Pick every line with "name" from the material below.
(begin)
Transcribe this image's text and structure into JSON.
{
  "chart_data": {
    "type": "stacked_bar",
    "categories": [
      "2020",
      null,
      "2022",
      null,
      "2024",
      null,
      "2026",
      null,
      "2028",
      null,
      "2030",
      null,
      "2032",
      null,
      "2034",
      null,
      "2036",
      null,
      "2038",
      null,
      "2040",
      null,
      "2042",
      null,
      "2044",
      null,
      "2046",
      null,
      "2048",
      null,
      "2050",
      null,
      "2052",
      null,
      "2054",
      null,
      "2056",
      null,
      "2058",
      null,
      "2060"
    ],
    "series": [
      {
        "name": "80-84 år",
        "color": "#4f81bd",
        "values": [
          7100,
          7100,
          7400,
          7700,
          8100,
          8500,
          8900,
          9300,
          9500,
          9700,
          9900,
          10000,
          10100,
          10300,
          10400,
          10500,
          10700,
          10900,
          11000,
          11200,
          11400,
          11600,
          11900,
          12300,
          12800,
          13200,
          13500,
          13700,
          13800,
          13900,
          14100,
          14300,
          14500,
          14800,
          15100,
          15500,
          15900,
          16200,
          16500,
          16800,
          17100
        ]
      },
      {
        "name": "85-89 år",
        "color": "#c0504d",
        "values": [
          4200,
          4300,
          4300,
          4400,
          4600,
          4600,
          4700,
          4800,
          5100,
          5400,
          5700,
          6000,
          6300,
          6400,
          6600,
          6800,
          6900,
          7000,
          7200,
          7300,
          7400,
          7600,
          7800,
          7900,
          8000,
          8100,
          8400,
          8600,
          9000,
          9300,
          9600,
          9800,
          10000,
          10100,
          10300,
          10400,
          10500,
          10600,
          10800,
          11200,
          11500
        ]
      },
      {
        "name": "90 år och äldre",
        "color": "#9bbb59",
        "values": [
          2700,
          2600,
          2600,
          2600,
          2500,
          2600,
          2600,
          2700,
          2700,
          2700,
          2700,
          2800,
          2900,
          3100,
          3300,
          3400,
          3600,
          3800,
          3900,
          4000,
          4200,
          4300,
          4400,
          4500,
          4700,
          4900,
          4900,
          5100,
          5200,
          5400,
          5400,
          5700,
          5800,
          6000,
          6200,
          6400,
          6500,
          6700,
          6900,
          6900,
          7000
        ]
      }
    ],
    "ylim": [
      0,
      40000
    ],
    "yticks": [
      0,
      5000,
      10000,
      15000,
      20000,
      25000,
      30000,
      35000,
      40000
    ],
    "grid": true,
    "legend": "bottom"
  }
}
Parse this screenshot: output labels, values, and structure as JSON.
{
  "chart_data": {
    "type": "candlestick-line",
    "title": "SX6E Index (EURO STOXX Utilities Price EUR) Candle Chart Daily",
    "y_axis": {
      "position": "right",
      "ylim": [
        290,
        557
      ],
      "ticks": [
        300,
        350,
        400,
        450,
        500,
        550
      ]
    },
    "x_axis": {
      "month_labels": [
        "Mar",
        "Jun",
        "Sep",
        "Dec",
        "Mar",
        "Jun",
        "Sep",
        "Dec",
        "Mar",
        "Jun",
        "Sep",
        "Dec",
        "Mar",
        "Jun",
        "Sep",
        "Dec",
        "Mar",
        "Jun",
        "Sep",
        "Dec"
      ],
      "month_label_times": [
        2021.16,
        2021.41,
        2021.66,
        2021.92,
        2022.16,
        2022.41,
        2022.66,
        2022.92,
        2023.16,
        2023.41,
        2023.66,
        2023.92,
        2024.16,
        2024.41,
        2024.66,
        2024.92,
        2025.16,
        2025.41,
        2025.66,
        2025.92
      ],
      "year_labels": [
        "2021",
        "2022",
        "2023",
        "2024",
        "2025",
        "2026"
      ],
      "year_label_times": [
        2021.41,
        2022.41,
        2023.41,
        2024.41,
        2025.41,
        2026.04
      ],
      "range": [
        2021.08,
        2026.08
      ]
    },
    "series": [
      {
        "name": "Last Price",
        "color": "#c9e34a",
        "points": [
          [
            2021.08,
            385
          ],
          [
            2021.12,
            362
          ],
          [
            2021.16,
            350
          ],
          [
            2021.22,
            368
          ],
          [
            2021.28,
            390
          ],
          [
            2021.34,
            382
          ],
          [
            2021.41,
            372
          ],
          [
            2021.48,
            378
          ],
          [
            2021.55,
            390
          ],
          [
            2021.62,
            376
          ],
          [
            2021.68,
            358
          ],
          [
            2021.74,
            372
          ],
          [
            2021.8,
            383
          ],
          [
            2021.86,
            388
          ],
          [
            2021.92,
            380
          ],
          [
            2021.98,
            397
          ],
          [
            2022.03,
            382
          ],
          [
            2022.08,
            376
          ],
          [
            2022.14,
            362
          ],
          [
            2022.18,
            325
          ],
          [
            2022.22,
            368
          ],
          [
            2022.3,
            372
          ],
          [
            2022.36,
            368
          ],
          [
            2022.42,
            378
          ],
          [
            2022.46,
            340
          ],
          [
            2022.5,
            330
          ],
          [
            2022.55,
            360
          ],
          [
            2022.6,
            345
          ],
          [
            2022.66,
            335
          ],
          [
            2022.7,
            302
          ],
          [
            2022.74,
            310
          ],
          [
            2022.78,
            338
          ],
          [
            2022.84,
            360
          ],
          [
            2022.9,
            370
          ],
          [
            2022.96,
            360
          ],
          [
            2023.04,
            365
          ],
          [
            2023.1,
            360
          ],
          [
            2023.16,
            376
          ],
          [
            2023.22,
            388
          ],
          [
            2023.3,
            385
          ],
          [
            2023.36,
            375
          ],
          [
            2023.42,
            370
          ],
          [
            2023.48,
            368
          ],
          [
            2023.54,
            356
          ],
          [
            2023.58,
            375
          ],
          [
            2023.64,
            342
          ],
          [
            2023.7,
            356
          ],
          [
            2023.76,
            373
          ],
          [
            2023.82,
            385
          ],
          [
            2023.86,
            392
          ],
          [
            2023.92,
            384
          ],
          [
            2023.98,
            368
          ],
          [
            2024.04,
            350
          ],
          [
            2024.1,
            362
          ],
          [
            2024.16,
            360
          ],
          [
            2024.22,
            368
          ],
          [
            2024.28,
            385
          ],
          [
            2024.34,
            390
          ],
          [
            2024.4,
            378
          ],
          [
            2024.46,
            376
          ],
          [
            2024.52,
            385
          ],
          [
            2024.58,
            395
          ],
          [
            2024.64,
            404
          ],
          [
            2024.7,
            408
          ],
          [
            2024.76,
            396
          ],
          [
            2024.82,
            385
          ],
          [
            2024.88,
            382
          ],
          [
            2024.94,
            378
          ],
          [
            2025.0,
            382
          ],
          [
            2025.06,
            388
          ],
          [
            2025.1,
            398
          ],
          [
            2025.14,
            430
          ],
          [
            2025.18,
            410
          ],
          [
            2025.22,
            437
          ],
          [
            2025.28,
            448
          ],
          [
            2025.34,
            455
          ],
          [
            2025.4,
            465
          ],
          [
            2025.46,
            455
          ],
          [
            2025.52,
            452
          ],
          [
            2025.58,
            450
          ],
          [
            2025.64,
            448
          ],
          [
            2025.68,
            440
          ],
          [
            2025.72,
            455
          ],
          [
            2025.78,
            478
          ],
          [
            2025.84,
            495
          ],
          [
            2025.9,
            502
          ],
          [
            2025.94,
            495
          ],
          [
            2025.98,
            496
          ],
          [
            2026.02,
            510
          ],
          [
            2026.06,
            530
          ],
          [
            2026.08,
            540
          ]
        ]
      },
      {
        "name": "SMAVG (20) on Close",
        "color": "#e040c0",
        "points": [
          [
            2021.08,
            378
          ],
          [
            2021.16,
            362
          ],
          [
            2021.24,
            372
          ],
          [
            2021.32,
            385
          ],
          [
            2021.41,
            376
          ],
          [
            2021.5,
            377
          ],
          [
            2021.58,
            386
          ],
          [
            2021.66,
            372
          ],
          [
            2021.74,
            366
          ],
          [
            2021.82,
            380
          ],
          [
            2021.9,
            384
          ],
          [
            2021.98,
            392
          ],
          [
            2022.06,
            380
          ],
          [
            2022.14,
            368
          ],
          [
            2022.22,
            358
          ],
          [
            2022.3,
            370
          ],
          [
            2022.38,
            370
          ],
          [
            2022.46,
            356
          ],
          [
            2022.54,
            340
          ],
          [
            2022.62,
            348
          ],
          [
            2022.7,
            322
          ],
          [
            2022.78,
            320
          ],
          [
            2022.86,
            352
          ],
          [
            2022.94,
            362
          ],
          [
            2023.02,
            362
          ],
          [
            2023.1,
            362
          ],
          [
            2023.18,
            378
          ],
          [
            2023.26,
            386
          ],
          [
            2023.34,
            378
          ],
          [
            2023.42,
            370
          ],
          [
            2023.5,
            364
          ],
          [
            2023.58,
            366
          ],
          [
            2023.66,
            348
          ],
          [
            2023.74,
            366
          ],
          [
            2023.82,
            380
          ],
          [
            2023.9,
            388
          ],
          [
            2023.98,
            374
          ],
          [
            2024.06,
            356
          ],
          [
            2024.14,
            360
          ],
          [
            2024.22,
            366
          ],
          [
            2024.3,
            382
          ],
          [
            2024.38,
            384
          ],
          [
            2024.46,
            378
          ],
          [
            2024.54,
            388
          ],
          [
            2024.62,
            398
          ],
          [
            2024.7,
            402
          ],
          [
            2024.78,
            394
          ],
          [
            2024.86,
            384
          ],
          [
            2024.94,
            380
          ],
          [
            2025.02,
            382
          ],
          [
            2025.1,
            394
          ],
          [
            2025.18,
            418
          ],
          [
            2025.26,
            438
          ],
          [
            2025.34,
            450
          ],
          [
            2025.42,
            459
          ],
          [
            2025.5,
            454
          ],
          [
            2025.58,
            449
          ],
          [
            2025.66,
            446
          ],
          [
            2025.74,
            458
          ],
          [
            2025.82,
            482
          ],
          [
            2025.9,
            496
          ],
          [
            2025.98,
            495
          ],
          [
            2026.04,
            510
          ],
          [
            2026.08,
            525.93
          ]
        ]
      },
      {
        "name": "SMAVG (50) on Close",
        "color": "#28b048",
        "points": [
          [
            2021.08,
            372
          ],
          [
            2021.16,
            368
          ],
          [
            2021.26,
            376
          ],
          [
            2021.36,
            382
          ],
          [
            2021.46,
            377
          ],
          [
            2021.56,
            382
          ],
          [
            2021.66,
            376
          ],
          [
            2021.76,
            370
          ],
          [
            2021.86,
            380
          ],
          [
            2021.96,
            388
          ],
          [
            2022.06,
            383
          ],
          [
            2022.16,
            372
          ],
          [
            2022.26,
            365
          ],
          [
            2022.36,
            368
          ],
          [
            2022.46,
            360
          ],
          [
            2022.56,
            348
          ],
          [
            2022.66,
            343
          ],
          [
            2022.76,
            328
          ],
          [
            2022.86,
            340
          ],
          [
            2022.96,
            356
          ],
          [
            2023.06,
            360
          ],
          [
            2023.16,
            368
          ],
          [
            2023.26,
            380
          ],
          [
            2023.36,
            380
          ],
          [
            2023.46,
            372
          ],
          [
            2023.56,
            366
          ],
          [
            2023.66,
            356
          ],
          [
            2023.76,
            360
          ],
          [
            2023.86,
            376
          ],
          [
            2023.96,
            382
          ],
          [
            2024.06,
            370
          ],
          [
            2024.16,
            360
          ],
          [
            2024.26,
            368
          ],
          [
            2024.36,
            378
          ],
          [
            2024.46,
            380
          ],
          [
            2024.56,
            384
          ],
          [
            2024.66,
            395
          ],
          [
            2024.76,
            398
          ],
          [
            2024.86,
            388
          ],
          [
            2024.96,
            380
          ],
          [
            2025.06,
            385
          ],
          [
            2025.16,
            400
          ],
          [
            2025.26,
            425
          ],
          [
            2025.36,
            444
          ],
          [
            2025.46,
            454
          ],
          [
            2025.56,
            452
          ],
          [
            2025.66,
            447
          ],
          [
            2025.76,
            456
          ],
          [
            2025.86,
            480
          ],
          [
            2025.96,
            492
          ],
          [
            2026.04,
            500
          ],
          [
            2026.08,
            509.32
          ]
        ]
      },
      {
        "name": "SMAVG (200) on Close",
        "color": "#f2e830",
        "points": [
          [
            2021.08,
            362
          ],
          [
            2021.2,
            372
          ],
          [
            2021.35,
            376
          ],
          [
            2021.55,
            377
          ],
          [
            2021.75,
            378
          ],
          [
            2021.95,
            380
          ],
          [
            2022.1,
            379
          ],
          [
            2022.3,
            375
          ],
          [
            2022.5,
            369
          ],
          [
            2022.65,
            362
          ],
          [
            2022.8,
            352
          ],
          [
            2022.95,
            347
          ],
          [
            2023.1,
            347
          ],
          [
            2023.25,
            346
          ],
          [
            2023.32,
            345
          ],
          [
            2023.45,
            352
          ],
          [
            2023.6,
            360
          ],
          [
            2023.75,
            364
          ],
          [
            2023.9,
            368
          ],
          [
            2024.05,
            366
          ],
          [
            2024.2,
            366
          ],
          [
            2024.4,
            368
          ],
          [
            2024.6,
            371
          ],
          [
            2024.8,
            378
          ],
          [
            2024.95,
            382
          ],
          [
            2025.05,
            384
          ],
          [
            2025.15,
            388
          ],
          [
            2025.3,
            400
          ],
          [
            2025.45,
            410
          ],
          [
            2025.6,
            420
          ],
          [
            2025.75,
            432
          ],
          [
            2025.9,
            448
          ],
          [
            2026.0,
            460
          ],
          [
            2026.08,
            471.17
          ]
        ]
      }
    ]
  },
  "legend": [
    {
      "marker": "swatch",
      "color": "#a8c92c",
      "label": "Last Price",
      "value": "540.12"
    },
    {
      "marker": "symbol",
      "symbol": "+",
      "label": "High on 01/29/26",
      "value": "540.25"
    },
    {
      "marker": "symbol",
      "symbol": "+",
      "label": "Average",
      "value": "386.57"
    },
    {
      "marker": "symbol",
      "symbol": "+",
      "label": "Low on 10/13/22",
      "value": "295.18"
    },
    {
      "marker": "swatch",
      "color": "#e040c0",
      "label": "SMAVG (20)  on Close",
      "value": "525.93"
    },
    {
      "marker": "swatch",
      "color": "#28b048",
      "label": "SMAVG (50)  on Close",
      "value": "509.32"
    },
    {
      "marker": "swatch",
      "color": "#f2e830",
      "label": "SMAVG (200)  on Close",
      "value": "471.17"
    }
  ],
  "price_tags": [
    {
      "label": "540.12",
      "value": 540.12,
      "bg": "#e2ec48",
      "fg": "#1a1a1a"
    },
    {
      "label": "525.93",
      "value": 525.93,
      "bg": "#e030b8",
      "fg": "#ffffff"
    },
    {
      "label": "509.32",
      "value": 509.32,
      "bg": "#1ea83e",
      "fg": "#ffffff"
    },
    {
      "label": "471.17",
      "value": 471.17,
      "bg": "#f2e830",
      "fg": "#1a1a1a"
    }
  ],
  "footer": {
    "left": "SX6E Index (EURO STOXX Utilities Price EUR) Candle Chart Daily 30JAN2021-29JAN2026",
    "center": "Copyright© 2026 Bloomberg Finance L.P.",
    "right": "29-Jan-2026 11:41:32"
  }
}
(end)
COMPLETED TASK:
        "name": "80-84 år",
        "name": "85-89 år",
        "name": "90 år och äldre",
        "name": "Last Price",
        "name": "SMAVG (20) on Close",
        "name": "SMAVG (50) on Close",
        "name": "SMAVG (200) on Close",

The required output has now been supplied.